*** MATERIAL TO PROCESS ***

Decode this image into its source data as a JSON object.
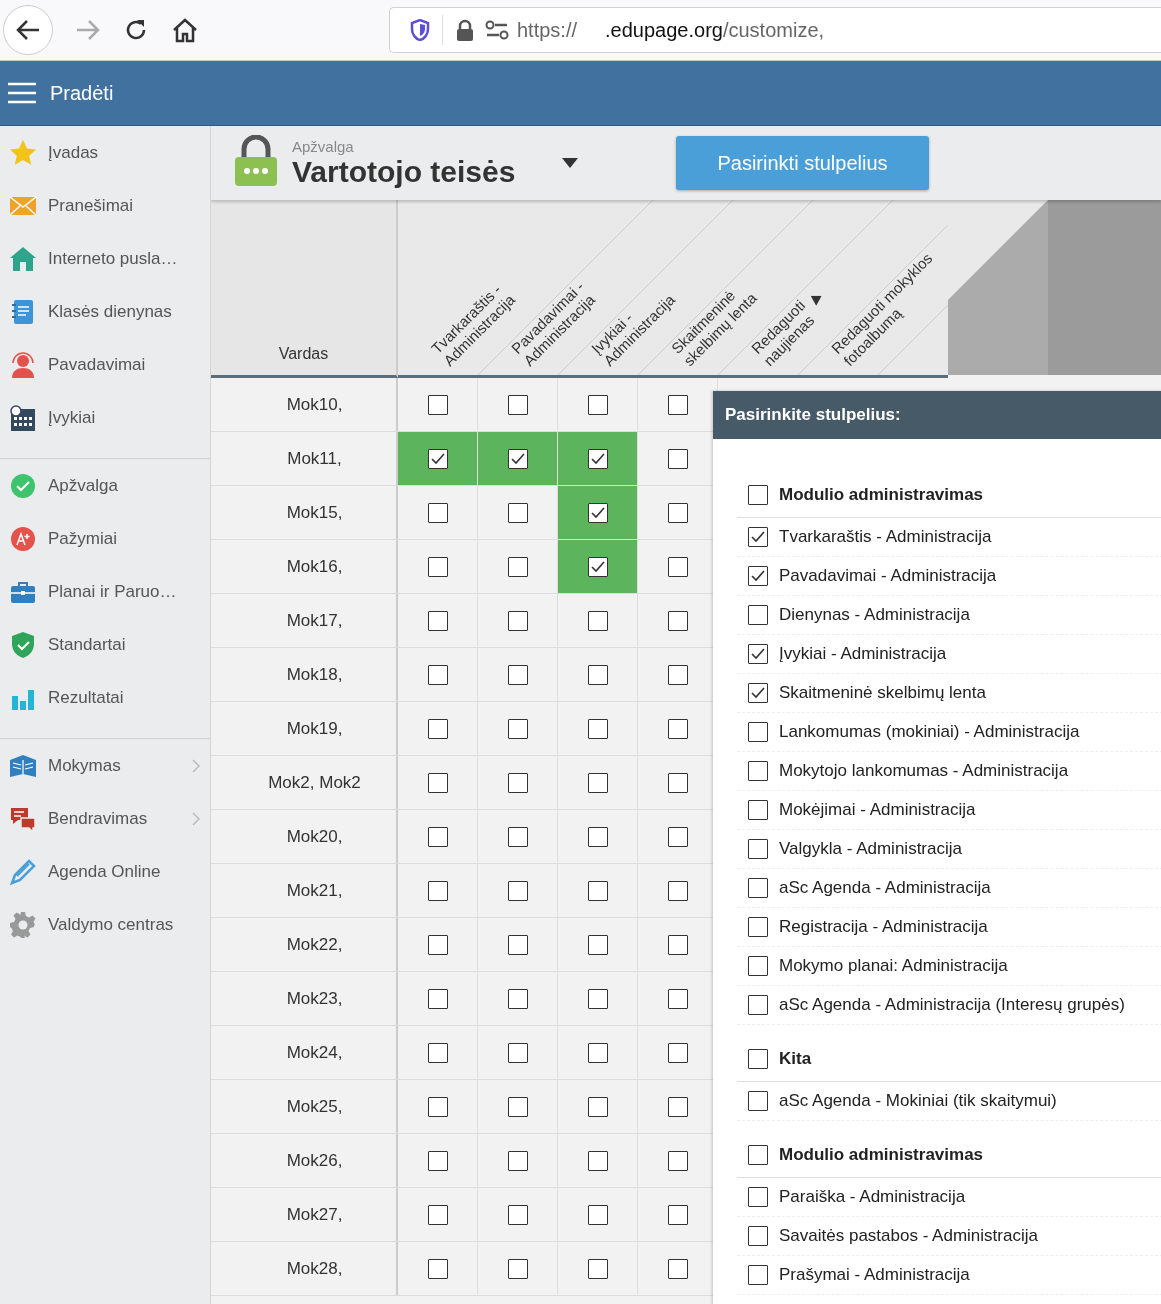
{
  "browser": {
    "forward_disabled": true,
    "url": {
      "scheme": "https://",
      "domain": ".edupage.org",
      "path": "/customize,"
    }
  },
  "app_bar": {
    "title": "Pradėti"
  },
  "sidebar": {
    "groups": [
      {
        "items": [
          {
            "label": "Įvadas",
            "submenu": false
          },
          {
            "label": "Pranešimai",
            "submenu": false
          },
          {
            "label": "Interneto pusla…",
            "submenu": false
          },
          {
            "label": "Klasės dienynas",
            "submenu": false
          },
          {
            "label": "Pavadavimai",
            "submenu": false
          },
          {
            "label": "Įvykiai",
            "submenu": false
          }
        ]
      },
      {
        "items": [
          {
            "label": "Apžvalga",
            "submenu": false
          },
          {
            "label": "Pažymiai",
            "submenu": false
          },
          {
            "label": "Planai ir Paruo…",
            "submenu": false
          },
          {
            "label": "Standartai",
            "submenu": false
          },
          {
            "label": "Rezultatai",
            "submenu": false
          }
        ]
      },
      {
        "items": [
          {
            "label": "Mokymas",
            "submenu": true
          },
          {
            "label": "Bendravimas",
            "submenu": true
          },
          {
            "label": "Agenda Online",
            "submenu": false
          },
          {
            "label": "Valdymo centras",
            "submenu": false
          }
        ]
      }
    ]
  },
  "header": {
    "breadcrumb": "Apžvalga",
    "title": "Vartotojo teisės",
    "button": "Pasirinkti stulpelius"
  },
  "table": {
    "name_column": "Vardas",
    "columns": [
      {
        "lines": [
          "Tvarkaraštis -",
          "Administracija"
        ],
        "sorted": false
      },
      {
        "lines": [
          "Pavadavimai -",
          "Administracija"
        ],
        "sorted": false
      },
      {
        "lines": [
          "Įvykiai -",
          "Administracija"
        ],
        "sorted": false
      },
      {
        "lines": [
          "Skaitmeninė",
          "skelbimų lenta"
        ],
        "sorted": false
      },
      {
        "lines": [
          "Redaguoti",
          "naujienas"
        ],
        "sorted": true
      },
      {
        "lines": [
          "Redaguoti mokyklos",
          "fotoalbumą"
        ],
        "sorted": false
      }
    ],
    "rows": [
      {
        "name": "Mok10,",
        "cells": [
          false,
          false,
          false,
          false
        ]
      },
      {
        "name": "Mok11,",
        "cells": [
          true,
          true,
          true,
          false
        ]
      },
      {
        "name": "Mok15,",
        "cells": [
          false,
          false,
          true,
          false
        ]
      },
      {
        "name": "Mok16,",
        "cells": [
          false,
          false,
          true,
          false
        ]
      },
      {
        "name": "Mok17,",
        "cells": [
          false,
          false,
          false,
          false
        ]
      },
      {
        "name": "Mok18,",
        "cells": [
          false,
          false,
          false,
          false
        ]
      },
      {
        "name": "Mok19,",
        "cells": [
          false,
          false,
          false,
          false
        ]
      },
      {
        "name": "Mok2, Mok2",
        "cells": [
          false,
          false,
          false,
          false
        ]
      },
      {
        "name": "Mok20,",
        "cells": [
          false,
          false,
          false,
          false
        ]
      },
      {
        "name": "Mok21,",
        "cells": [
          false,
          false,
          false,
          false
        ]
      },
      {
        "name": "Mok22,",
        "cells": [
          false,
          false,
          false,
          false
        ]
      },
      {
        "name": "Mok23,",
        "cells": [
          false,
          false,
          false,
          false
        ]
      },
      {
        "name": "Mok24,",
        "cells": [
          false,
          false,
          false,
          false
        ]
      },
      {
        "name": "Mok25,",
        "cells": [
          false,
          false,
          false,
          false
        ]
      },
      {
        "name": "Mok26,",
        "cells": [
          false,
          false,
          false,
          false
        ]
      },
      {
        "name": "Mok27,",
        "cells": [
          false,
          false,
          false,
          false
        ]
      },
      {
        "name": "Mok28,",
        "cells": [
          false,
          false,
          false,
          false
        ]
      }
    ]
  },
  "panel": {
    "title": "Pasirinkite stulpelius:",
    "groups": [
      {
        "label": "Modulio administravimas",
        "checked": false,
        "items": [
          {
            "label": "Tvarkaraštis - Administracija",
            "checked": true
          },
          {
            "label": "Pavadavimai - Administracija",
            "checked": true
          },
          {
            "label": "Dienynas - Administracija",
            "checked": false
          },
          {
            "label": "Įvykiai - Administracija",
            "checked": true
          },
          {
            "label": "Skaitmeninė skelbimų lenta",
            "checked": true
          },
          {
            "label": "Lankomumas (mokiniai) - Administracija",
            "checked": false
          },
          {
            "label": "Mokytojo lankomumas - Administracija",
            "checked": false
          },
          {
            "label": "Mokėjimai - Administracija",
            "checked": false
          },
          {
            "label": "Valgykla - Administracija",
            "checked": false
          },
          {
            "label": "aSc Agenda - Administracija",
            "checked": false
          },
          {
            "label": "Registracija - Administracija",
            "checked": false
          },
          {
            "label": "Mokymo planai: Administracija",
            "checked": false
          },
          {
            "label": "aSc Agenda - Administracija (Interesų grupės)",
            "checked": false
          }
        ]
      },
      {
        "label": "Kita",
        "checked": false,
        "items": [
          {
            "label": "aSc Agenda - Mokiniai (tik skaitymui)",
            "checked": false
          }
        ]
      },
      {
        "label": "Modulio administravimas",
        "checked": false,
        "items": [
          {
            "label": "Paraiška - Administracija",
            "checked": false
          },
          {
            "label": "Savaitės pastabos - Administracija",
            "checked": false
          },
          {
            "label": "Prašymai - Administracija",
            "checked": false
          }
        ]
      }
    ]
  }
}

***

### AIM OF THE TASK
Print the whole listing above once more, word for word, without its pictures.

### WRITTEN ANSWER
Decode this image into its source data as a JSON object.
{
  "browser": {
    "forward_disabled": true,
    "url": {
      "scheme": "https://",
      "domain": ".edupage.org",
      "path": "/customize,"
    }
  },
  "app_bar": {
    "title": "Pradėti"
  },
  "sidebar": {
    "groups": [
      {
        "items": [
          {
            "label": "Įvadas",
            "submenu": false
          },
          {
            "label": "Pranešimai",
            "submenu": false
          },
          {
            "label": "Interneto pusla…",
            "submenu": false
          },
          {
            "label": "Klasės dienynas",
            "submenu": false
          },
          {
            "label": "Pavadavimai",
            "submenu": false
          },
          {
            "label": "Įvykiai",
            "submenu": false
          }
        ]
      },
      {
        "items": [
          {
            "label": "Apžvalga",
            "submenu": false
          },
          {
            "label": "Pažymiai",
            "submenu": false
          },
          {
            "label": "Planai ir Paruo…",
            "submenu": false
          },
          {
            "label": "Standartai",
            "submenu": false
          },
          {
            "label": "Rezultatai",
            "submenu": false
          }
        ]
      },
      {
        "items": [
          {
            "label": "Mokymas",
            "submenu": true
          },
          {
            "label": "Bendravimas",
            "submenu": true
          },
          {
            "label": "Agenda Online",
            "submenu": false
          },
          {
            "label": "Valdymo centras",
            "submenu": false
          }
        ]
      }
    ]
  },
  "header": {
    "breadcrumb": "Apžvalga",
    "title": "Vartotojo teisės",
    "button": "Pasirinkti stulpelius"
  },
  "table": {
    "name_column": "Vardas",
    "columns": [
      {
        "lines": [
          "Tvarkaraštis -",
          "Administracija"
        ],
        "sorted": false
      },
      {
        "lines": [
          "Pavadavimai -",
          "Administracija"
        ],
        "sorted": false
      },
      {
        "lines": [
          "Įvykiai -",
          "Administracija"
        ],
        "sorted": false
      },
      {
        "lines": [
          "Skaitmeninė",
          "skelbimų lenta"
        ],
        "sorted": false
      },
      {
        "lines": [
          "Redaguoti",
          "naujienas"
        ],
        "sorted": true
      },
      {
        "lines": [
          "Redaguoti mokyklos",
          "fotoalbumą"
        ],
        "sorted": false
      }
    ],
    "rows": [
      {
        "name": "Mok10,",
        "cells": [
          false,
          false,
          false,
          false
        ]
      },
      {
        "name": "Mok11,",
        "cells": [
          true,
          true,
          true,
          false
        ]
      },
      {
        "name": "Mok15,",
        "cells": [
          false,
          false,
          true,
          false
        ]
      },
      {
        "name": "Mok16,",
        "cells": [
          false,
          false,
          true,
          false
        ]
      },
      {
        "name": "Mok17,",
        "cells": [
          false,
          false,
          false,
          false
        ]
      },
      {
        "name": "Mok18,",
        "cells": [
          false,
          false,
          false,
          false
        ]
      },
      {
        "name": "Mok19,",
        "cells": [
          false,
          false,
          false,
          false
        ]
      },
      {
        "name": "Mok2, Mok2",
        "cells": [
          false,
          false,
          false,
          false
        ]
      },
      {
        "name": "Mok20,",
        "cells": [
          false,
          false,
          false,
          false
        ]
      },
      {
        "name": "Mok21,",
        "cells": [
          false,
          false,
          false,
          false
        ]
      },
      {
        "name": "Mok22,",
        "cells": [
          false,
          false,
          false,
          false
        ]
      },
      {
        "name": "Mok23,",
        "cells": [
          false,
          false,
          false,
          false
        ]
      },
      {
        "name": "Mok24,",
        "cells": [
          false,
          false,
          false,
          false
        ]
      },
      {
        "name": "Mok25,",
        "cells": [
          false,
          false,
          false,
          false
        ]
      },
      {
        "name": "Mok26,",
        "cells": [
          false,
          false,
          false,
          false
        ]
      },
      {
        "name": "Mok27,",
        "cells": [
          false,
          false,
          false,
          false
        ]
      },
      {
        "name": "Mok28,",
        "cells": [
          false,
          false,
          false,
          false
        ]
      }
    ]
  },
  "panel": {
    "title": "Pasirinkite stulpelius:",
    "groups": [
      {
        "label": "Modulio administravimas",
        "checked": false,
        "items": [
          {
            "label": "Tvarkaraštis - Administracija",
            "checked": true
          },
          {
            "label": "Pavadavimai - Administracija",
            "checked": true
          },
          {
            "label": "Dienynas - Administracija",
            "checked": false
          },
          {
            "label": "Įvykiai - Administracija",
            "checked": true
          },
          {
            "label": "Skaitmeninė skelbimų lenta",
            "checked": true
          },
          {
            "label": "Lankomumas (mokiniai) - Administracija",
            "checked": false
          },
          {
            "label": "Mokytojo lankomumas - Administracija",
            "checked": false
          },
          {
            "label": "Mokėjimai - Administracija",
            "checked": false
          },
          {
            "label": "Valgykla - Administracija",
            "checked": false
          },
          {
            "label": "aSc Agenda - Administracija",
            "checked": false
          },
          {
            "label": "Registracija - Administracija",
            "checked": false
          },
          {
            "label": "Mokymo planai: Administracija",
            "checked": false
          },
          {
            "label": "aSc Agenda - Administracija (Interesų grupės)",
            "checked": false
          }
        ]
      },
      {
        "label": "Kita",
        "checked": false,
        "items": [
          {
            "label": "aSc Agenda - Mokiniai (tik skaitymui)",
            "checked": false
          }
        ]
      },
      {
        "label": "Modulio administravimas",
        "checked": false,
        "items": [
          {
            "label": "Paraiška - Administracija",
            "checked": false
          },
          {
            "label": "Savaitės pastabos - Administracija",
            "checked": false
          },
          {
            "label": "Prašymai - Administracija",
            "checked": false
          }
        ]
      }
    ]
  }
}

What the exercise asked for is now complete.